>> START Provided records
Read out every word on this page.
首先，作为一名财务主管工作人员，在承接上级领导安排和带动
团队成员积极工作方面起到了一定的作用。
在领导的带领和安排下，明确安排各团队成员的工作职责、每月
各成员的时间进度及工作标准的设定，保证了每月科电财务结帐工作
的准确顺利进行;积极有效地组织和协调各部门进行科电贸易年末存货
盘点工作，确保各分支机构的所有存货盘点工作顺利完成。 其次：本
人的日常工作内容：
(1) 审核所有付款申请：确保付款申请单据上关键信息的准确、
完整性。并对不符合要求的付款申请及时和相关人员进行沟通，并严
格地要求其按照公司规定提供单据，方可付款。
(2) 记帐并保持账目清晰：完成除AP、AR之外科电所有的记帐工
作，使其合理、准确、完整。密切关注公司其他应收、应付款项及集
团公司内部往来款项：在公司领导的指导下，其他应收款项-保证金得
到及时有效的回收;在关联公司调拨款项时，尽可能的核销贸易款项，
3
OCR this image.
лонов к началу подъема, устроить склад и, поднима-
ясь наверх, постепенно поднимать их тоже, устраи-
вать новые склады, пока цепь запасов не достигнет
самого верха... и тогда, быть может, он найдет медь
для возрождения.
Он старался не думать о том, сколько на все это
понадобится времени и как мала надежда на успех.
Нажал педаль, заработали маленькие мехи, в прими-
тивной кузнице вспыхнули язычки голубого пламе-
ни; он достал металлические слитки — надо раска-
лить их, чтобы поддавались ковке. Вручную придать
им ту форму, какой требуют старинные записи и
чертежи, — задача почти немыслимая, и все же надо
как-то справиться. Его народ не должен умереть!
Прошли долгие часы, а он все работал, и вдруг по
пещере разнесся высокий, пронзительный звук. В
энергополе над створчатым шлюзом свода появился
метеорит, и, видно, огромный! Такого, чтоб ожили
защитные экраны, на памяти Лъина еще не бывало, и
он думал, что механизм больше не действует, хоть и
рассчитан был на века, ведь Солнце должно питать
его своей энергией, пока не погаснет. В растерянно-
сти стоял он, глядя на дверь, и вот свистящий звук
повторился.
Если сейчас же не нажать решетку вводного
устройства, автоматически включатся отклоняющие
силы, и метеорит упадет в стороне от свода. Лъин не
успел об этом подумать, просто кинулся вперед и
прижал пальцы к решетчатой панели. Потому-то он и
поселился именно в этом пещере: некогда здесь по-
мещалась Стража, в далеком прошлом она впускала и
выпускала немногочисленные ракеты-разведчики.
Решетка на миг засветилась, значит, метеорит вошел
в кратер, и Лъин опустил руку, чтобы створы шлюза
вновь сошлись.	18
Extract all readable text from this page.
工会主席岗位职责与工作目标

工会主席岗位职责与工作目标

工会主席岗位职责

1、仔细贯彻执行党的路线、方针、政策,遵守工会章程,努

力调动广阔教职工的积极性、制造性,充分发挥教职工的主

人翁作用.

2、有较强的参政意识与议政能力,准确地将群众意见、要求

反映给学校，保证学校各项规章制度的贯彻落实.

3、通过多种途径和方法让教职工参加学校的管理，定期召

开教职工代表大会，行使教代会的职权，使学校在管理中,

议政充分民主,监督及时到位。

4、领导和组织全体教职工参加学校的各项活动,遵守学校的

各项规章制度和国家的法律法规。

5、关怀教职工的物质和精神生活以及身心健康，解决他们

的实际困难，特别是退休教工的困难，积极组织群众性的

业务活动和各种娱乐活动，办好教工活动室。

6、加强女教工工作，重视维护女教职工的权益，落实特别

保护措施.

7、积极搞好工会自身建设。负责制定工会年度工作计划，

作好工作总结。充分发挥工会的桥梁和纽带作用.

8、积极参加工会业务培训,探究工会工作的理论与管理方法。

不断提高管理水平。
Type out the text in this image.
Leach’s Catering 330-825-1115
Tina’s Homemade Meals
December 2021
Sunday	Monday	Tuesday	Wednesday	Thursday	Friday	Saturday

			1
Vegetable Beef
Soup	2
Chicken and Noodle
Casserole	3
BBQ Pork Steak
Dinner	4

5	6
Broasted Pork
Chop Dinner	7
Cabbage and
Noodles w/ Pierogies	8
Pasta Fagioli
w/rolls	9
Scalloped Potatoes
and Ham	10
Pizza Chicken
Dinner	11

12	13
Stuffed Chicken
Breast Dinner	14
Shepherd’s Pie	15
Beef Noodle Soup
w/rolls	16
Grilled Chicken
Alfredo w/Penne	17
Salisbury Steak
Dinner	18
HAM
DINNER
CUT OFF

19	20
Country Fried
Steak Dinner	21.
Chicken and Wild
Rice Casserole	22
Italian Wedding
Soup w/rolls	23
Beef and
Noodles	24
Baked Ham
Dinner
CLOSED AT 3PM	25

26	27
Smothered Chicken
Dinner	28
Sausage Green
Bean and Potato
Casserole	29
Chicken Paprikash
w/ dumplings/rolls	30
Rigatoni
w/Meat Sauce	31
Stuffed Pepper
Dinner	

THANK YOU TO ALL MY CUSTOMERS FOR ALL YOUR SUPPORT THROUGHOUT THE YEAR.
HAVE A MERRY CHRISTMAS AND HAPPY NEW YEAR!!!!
>> END Provided records
- **Work to complete**
Set down the material above again, word for word.

- **Response**
Read out every word on this page.
首先，作为一名财务主管工作人员，在承接上级领导安排和带动
团队成员积极工作方面起到了一定的作用。
在领导的带领和安排下，明确安排各团队成员的工作职责、每月
各成员的时间进度及工作标准的设定，保证了每月科电财务结帐工作
的准确顺利进行;积极有效地组织和协调各部门进行科电贸易年末存货
盘点工作，确保各分支机构的所有存货盘点工作顺利完成。 其次：本
人的日常工作内容：
(1) 审核所有付款申请：确保付款申请单据上关键信息的准确、
完整性。并对不符合要求的付款申请及时和相关人员进行沟通，并严
格地要求其按照公司规定提供单据，方可付款。
(2) 记帐并保持账目清晰：完成除AP、AR之外科电所有的记帐工
作，使其合理、准确、完整。密切关注公司其他应收、应付款项及集
团公司内部往来款项：在公司领导的指导下，其他应收款项-保证金得
到及时有效的回收;在关联公司调拨款项时，尽可能的核销贸易款项，
3
OCR this image.
лонов к началу подъема, устроить склад и, поднима-
ясь наверх, постепенно поднимать их тоже, устраи-
вать новые склады, пока цепь запасов не достигнет
самого верха... и тогда, быть может, он найдет медь
для возрождения.
Он старался не думать о том, сколько на все это
понадобится времени и как мала надежда на успех.
Нажал педаль, заработали маленькие мехи, в прими-
тивной кузнице вспыхнули язычки голубого пламе-
ни; он достал металлические слитки — надо раска-
лить их, чтобы поддавались ковке. Вручную придать
им ту форму, какой требуют старинные записи и
чертежи, — задача почти немыслимая, и все же надо
как-то справиться. Его народ не должен умереть!
Прошли долгие часы, а он все работал, и вдруг по
пещере разнесся высокий, пронзительный звук. В
энергополе над створчатым шлюзом свода появился
метеорит, и, видно, огромный! Такого, чтоб ожили
защитные экраны, на памяти Лъина еще не бывало, и
он думал, что механизм больше не действует, хоть и
рассчитан был на века, ведь Солнце должно питать
его своей энергией, пока не погаснет. В растерянно-
сти стоял он, глядя на дверь, и вот свистящий звук
повторился.
Если сейчас же не нажать решетку вводного
устройства, автоматически включатся отклоняющие
силы, и метеорит упадет в стороне от свода. Лъин не
успел об этом подумать, просто кинулся вперед и
прижал пальцы к решетчатой панели. Потому-то он и
поселился именно в этом пещере: некогда здесь по-
мещалась Стража, в далеком прошлом она впускала и
выпускала немногочисленные ракеты-разведчики.
Решетка на миг засветилась, значит, метеорит вошел
в кратер, и Лъин опустил руку, чтобы створы шлюза
вновь сошлись.	18
Extract all readable text from this page.
工会主席岗位职责与工作目标

工会主席岗位职责与工作目标

工会主席岗位职责

1、仔细贯彻执行党的路线、方针、政策,遵守工会章程,努

力调动广阔教职工的积极性、制造性,充分发挥教职工的主

人翁作用.

2、有较强的参政意识与议政能力,准确地将群众意见、要求

反映给学校，保证学校各项规章制度的贯彻落实.

3、通过多种途径和方法让教职工参加学校的管理，定期召

开教职工代表大会，行使教代会的职权，使学校在管理中,

议政充分民主,监督及时到位。

4、领导和组织全体教职工参加学校的各项活动,遵守学校的

各项规章制度和国家的法律法规。

5、关怀教职工的物质和精神生活以及身心健康，解决他们

的实际困难，特别是退休教工的困难，积极组织群众性的

业务活动和各种娱乐活动，办好教工活动室。

6、加强女教工工作，重视维护女教职工的权益，落实特别

保护措施.

7、积极搞好工会自身建设。负责制定工会年度工作计划，

作好工作总结。充分发挥工会的桥梁和纽带作用.

8、积极参加工会业务培训,探究工会工作的理论与管理方法。

不断提高管理水平。
Type out the text in this image.
Leach’s Catering 330-825-1115
Tina’s Homemade Meals
December 2021
Sunday	Monday	Tuesday	Wednesday	Thursday	Friday	Saturday

			1
Vegetable Beef
Soup	2
Chicken and Noodle
Casserole	3
BBQ Pork Steak
Dinner	4

5	6
Broasted Pork
Chop Dinner	7
Cabbage and
Noodles w/ Pierogies	8
Pasta Fagioli
w/rolls	9
Scalloped Potatoes
and Ham	10
Pizza Chicken
Dinner	11

12	13
Stuffed Chicken
Breast Dinner	14
Shepherd’s Pie	15
Beef Noodle Soup
w/rolls	16
Grilled Chicken
Alfredo w/Penne	17
Salisbury Steak
Dinner	18
HAM
DINNER
CUT OFF

19	20
Country Fried
Steak Dinner	21.
Chicken and Wild
Rice Casserole	22
Italian Wedding
Soup w/rolls	23
Beef and
Noodles	24
Baked Ham
Dinner
CLOSED AT 3PM	25

26	27
Smothered Chicken
Dinner	28
Sausage Green
Bean and Potato
Casserole	29
Chicken Paprikash
w/ dumplings/rolls	30
Rigatoni
w/Meat Sauce	31
Stuffed Pepper
Dinner	

THANK YOU TO ALL MY CUSTOMERS FOR ALL YOUR SUPPORT THROUGHOUT THE YEAR.
HAVE A MERRY CHRISTMAS AND HAPPY NEW YEAR!!!!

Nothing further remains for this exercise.